Across the listing below, how many lines hold "data"? Reply with the number by itself.

> Material for this exercise:
========

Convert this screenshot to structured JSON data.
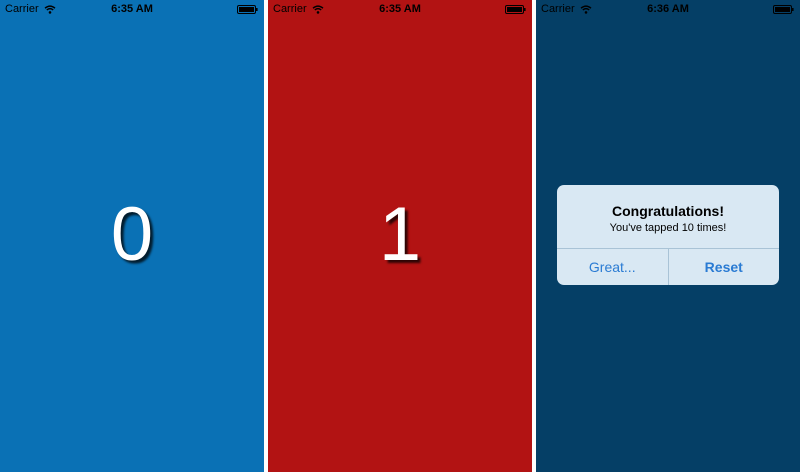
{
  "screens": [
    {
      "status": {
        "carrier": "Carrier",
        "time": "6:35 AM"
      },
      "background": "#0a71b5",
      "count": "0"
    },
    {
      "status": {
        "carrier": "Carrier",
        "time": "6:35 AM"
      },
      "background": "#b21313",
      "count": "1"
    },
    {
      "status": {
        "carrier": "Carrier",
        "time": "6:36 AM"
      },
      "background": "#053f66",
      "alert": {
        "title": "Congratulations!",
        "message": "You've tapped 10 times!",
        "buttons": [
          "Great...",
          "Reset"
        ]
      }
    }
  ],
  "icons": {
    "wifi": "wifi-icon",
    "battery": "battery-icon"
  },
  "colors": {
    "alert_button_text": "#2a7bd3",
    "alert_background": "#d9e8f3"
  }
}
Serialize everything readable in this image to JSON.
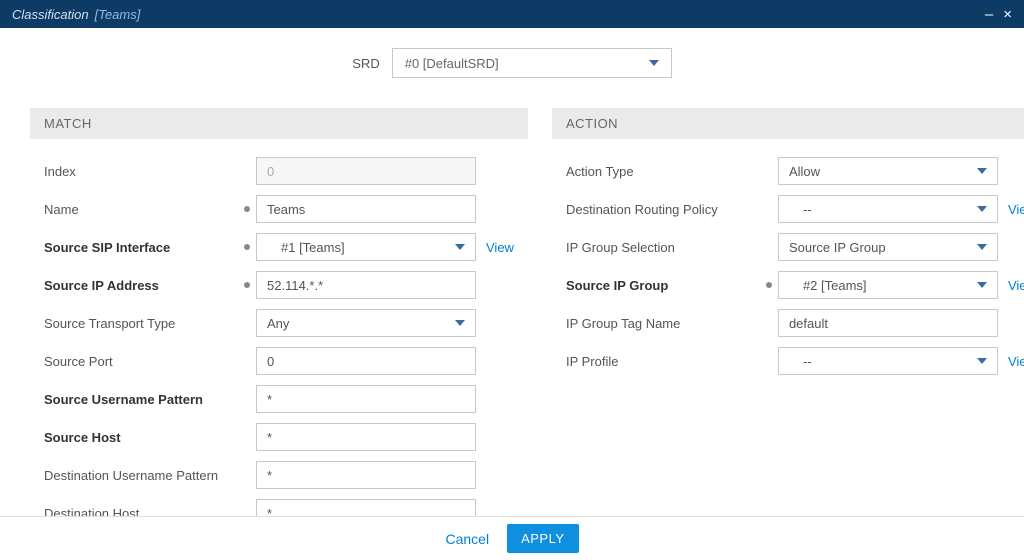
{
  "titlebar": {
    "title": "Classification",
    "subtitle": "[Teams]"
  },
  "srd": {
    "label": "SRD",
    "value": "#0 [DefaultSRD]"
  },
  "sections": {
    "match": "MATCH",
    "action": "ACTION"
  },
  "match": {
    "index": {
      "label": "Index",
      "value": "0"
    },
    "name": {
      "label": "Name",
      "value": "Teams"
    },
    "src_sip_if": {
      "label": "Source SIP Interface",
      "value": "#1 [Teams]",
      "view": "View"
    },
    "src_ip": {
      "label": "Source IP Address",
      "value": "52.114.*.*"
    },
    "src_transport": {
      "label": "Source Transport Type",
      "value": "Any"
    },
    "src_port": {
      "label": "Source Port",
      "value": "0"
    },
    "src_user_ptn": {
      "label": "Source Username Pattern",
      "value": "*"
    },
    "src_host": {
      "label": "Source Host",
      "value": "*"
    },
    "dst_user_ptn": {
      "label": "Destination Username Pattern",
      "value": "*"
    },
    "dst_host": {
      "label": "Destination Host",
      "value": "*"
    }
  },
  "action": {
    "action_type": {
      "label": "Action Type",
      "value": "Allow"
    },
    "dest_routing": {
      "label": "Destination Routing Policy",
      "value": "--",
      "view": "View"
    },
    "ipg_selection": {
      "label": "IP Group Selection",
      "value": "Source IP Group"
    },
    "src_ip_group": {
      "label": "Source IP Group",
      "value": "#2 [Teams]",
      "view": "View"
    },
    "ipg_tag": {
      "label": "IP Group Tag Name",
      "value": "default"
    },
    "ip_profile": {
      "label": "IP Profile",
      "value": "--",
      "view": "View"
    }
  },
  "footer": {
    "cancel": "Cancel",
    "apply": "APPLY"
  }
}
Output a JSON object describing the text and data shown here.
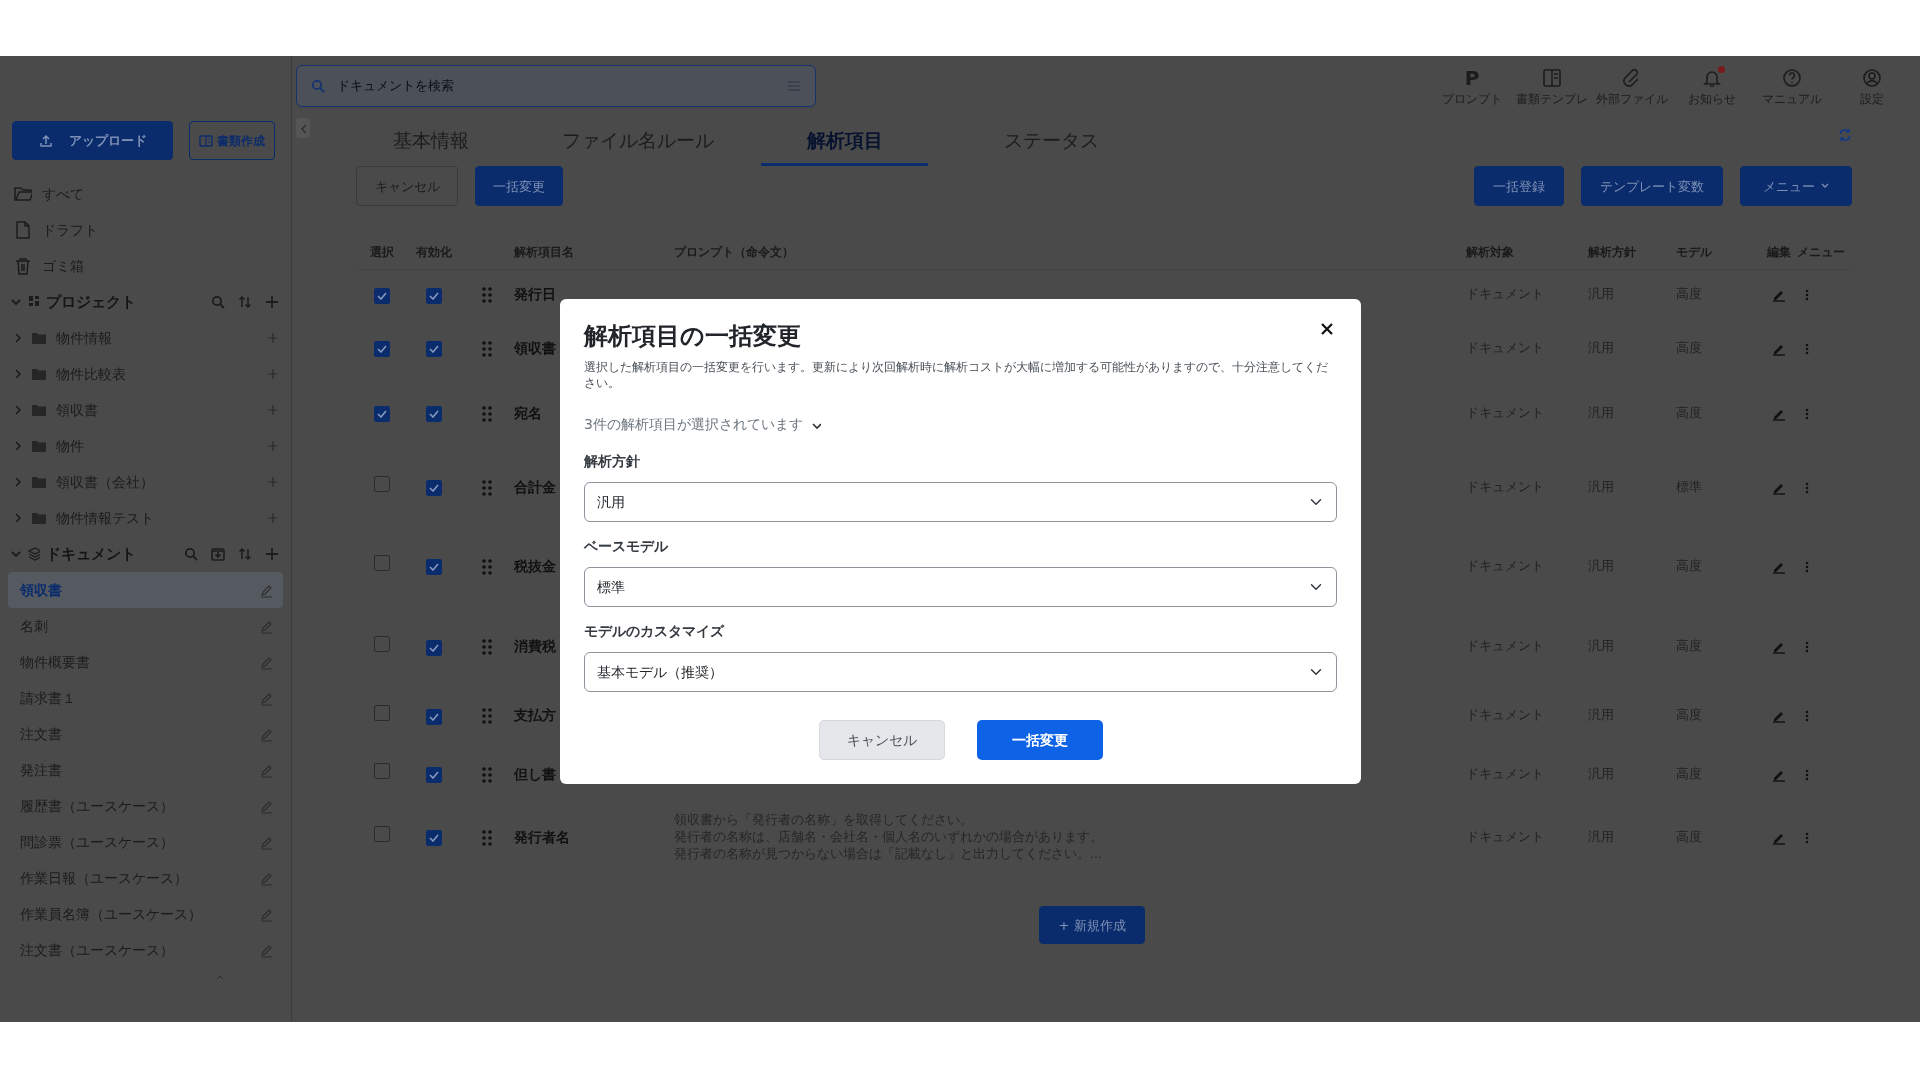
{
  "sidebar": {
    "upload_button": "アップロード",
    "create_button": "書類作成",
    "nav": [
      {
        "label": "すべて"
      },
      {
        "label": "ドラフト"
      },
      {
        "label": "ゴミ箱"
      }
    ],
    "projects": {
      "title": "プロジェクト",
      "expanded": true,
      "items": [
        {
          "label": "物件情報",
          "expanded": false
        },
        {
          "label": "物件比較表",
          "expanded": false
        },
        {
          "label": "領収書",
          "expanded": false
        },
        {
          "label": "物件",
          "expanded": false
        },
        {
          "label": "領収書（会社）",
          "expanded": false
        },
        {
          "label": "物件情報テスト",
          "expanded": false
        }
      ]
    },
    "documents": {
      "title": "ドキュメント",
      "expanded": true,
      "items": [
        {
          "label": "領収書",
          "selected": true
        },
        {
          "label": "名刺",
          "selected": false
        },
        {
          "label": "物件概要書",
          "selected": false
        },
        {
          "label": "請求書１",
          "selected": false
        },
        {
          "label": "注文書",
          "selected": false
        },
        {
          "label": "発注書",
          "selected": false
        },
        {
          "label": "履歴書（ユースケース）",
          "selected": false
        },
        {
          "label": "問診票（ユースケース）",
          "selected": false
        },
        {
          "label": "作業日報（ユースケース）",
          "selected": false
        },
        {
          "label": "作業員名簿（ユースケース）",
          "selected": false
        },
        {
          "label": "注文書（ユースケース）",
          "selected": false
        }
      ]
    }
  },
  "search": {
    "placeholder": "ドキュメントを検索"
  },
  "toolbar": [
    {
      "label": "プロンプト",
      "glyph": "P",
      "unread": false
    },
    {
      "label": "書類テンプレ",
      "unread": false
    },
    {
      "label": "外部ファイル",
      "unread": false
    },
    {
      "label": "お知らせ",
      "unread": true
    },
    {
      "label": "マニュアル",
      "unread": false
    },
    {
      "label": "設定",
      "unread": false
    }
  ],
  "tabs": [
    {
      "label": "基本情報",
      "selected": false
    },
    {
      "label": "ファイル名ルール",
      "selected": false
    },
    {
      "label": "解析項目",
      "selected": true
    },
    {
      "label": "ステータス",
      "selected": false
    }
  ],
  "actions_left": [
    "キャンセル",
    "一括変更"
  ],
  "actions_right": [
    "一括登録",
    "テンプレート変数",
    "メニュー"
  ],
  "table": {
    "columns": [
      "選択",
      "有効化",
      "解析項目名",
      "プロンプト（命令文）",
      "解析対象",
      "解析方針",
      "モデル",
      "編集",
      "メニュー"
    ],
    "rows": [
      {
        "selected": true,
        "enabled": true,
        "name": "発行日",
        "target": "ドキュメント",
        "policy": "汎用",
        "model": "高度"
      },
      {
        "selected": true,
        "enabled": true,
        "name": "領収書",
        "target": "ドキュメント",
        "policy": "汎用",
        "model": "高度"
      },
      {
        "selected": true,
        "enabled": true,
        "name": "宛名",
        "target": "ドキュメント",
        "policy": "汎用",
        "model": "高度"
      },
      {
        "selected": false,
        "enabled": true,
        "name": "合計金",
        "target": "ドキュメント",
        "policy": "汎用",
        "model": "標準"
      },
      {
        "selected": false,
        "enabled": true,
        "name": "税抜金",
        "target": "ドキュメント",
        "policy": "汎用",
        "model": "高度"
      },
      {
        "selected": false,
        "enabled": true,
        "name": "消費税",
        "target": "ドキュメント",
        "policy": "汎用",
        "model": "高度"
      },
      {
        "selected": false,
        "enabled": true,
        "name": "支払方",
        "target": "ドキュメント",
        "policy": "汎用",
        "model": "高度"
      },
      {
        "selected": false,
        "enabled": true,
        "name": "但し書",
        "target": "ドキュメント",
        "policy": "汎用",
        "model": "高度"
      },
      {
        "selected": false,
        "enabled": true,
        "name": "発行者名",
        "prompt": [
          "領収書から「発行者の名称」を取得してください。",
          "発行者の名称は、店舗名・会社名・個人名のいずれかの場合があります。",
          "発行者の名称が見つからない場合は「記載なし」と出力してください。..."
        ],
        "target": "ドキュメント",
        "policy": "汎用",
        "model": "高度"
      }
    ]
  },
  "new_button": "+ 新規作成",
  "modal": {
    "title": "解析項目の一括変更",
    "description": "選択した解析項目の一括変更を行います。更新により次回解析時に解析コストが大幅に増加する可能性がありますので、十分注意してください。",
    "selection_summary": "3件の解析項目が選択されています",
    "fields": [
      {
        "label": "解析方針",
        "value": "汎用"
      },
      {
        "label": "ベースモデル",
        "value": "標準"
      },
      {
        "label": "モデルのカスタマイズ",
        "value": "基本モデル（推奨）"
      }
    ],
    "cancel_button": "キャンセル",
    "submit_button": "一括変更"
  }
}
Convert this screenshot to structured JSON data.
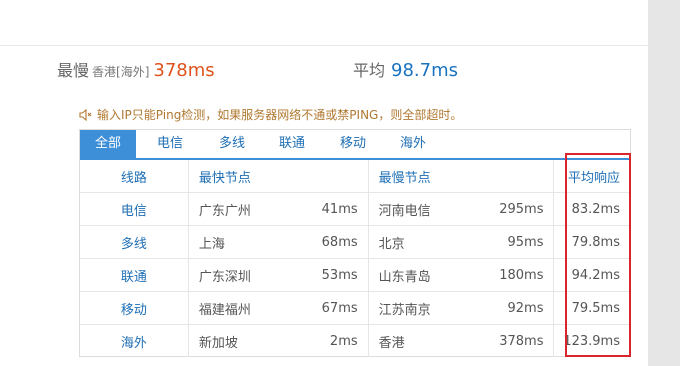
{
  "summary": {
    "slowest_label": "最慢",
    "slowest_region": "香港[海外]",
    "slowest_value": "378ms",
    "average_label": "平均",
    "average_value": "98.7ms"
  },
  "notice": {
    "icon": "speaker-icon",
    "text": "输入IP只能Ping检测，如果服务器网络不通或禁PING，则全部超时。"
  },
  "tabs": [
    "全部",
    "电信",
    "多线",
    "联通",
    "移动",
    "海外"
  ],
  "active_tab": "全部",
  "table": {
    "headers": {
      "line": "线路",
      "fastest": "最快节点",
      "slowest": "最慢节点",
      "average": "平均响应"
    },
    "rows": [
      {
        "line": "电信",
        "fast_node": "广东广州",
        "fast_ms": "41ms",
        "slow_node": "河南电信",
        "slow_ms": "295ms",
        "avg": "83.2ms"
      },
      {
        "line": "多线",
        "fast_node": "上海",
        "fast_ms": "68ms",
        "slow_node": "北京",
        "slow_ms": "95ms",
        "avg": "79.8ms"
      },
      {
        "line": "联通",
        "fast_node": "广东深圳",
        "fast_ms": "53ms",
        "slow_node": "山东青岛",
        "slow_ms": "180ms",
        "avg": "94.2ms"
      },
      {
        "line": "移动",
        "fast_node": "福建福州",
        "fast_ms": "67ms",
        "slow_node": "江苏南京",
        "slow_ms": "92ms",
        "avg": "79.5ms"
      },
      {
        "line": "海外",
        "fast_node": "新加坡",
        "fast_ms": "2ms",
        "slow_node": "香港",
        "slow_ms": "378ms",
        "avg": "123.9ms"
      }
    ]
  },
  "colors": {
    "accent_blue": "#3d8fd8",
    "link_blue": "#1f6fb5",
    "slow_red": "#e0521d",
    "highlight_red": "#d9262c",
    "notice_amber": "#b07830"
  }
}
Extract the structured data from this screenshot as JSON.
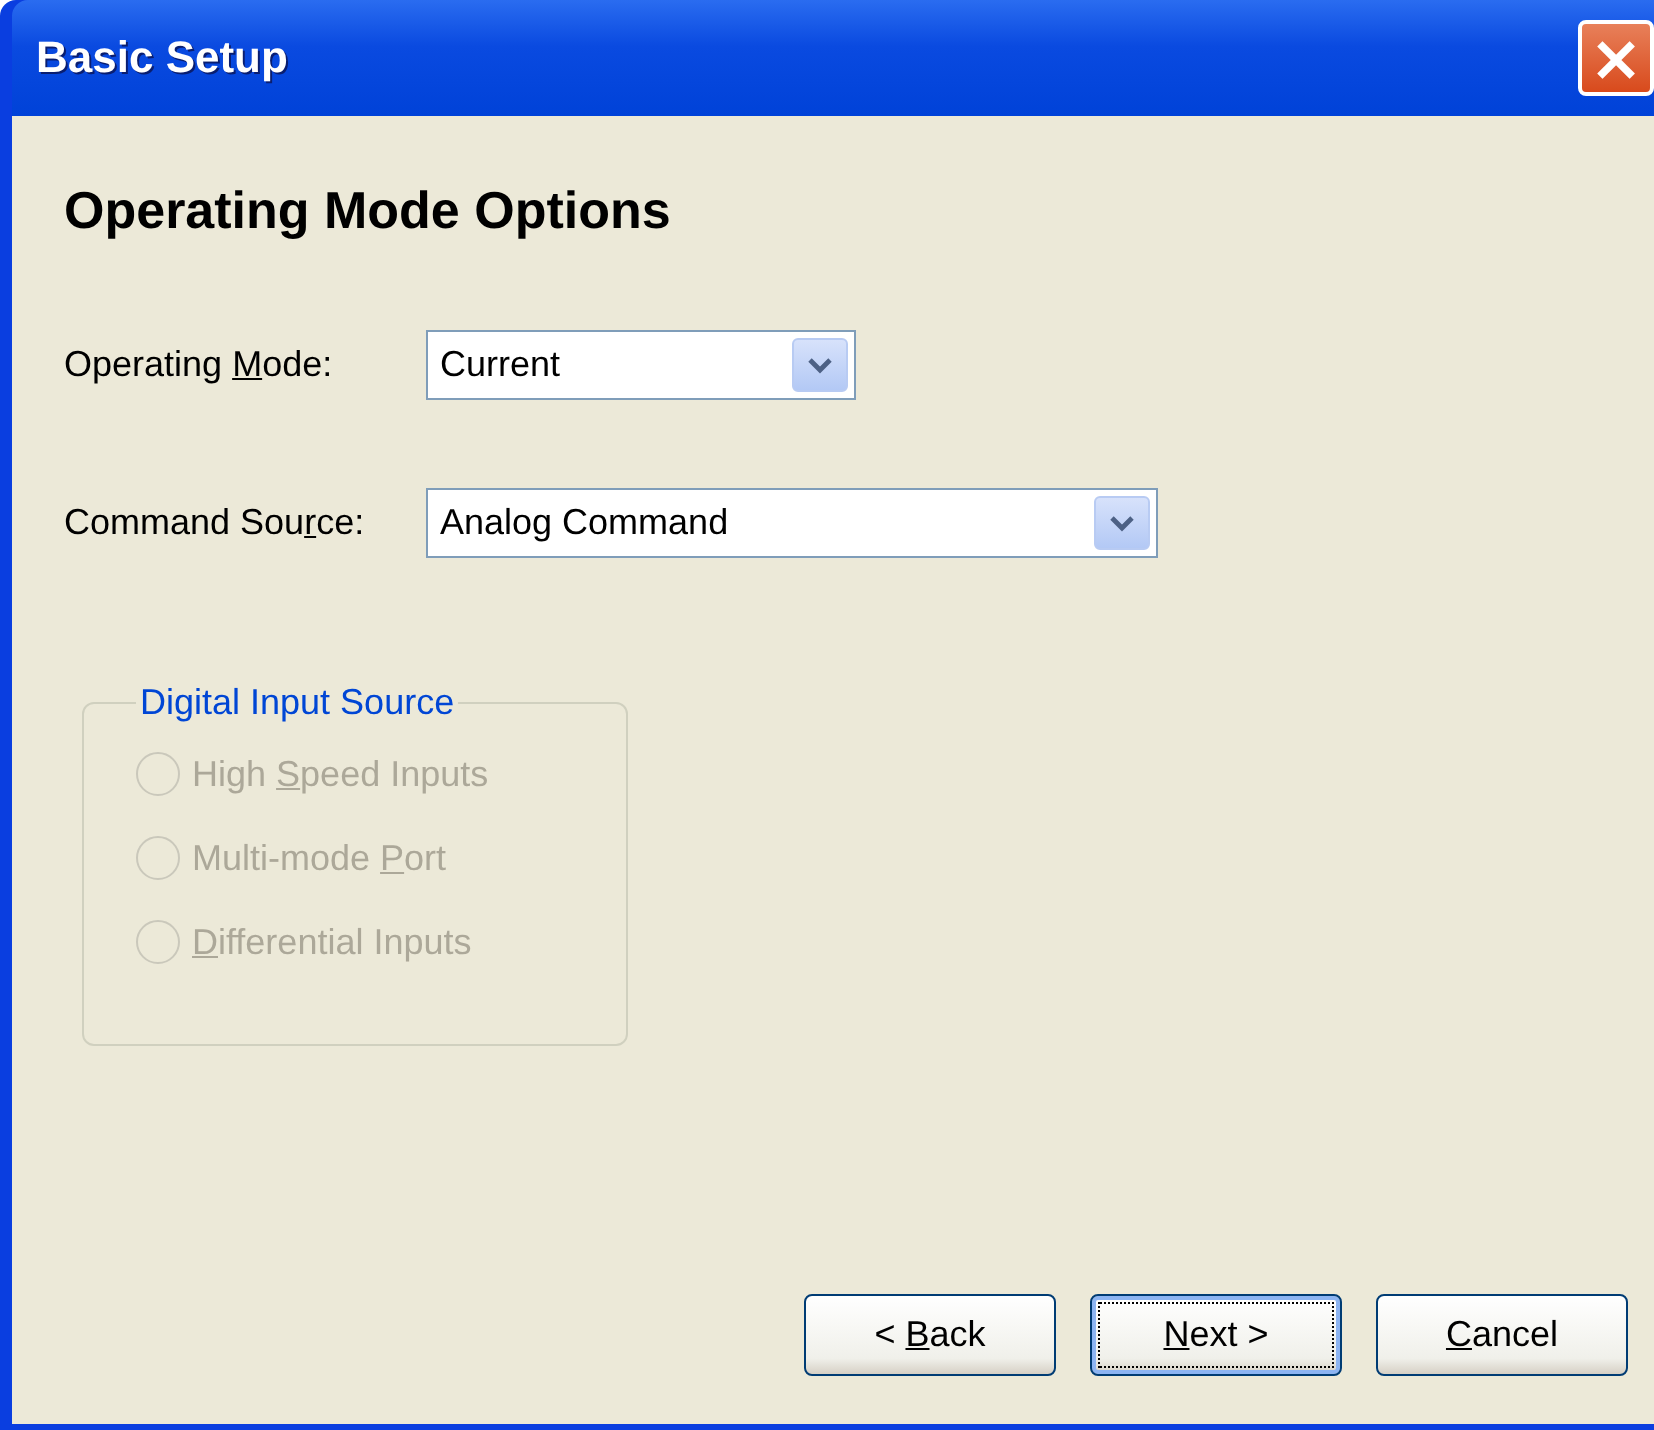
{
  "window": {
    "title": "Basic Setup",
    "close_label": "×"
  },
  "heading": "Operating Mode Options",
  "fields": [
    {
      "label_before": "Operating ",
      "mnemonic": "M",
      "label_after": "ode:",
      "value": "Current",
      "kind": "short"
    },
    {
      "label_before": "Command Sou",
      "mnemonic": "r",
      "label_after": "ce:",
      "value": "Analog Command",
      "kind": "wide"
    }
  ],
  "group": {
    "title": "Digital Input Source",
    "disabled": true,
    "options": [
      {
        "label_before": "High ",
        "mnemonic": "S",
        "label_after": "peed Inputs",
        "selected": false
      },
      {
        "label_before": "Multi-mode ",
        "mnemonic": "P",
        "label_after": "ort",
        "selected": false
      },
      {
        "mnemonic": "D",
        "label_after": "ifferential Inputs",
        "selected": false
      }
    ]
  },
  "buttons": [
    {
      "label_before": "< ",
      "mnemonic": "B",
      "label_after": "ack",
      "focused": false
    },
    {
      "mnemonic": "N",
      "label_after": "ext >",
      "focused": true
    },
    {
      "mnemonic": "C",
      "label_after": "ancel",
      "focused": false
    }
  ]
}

========

> Finished answer: 4